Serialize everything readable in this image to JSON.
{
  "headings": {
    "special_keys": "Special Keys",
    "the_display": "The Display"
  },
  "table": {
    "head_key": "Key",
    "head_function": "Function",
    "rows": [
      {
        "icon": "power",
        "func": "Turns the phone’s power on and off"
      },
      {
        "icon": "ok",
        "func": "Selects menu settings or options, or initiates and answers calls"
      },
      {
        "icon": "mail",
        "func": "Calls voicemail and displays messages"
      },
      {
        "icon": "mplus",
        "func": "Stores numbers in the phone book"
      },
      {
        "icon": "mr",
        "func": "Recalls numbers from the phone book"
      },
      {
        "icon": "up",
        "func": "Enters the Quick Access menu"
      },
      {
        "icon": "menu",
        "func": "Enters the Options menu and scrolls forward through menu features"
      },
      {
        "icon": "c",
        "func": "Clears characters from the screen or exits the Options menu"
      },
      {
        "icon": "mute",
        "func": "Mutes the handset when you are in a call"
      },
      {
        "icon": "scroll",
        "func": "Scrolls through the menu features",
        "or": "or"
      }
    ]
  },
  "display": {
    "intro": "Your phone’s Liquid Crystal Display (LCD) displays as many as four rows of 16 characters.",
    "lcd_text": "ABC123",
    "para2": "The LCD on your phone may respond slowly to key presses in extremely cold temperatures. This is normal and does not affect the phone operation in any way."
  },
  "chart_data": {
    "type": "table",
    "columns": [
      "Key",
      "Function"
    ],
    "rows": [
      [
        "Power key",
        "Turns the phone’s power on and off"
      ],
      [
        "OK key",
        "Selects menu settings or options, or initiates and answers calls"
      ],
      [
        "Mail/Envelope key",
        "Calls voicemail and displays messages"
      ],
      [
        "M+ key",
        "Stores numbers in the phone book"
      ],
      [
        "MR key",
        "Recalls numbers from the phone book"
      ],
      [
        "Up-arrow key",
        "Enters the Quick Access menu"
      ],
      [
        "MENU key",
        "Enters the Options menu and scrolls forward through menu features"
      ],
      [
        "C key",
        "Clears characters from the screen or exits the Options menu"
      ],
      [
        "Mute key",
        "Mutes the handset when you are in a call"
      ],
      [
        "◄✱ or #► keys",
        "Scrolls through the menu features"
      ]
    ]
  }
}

* * *

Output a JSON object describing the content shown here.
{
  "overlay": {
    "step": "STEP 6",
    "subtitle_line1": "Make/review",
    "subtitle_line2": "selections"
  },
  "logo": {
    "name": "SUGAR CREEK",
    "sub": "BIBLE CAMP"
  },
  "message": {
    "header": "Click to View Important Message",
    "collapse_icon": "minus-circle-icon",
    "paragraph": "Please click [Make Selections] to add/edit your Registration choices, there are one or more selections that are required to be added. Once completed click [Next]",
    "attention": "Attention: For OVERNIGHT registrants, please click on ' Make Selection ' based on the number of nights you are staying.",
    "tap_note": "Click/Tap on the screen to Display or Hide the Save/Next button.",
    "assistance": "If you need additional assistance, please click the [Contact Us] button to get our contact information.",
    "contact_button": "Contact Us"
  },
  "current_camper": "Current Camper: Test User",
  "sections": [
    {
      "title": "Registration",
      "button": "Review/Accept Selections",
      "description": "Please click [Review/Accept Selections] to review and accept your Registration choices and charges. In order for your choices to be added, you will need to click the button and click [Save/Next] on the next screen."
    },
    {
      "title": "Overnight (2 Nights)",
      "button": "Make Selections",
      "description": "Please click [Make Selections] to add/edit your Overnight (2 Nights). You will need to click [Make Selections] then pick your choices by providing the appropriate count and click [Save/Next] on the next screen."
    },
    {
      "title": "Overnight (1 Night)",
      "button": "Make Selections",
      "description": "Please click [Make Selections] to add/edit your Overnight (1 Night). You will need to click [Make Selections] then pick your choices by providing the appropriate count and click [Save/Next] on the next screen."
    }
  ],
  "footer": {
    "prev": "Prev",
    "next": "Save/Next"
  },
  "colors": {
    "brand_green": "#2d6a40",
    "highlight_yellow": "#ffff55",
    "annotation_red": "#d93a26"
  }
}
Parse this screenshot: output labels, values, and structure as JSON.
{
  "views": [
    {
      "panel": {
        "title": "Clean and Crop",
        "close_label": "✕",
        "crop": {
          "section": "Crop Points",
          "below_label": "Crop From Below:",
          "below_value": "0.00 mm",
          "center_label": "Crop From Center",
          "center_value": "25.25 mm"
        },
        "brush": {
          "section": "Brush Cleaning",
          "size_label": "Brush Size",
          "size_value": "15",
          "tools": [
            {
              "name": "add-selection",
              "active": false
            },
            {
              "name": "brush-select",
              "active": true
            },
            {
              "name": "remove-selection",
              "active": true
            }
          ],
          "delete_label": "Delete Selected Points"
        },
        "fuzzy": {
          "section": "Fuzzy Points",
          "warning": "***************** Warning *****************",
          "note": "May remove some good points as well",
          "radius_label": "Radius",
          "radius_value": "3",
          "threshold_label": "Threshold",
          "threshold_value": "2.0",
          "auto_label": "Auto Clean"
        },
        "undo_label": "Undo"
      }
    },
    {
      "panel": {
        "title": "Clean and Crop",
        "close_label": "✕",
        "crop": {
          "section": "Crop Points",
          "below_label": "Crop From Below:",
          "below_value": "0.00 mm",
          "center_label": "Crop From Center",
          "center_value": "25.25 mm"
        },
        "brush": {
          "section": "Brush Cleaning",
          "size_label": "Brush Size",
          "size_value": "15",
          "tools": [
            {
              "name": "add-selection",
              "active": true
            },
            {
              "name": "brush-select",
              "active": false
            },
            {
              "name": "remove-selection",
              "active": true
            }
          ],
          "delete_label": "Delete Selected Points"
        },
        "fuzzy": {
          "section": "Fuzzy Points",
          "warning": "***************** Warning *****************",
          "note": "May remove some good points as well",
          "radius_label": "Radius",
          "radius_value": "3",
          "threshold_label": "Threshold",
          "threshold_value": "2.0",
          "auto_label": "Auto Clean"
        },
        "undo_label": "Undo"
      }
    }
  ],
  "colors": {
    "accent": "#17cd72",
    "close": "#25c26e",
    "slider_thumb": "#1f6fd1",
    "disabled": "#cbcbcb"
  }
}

> _WRITTEN INSTRUCTION_: What is the number of lines holding the word "forward"? State it alone.

> _COMPLETED EXERCISE_: 2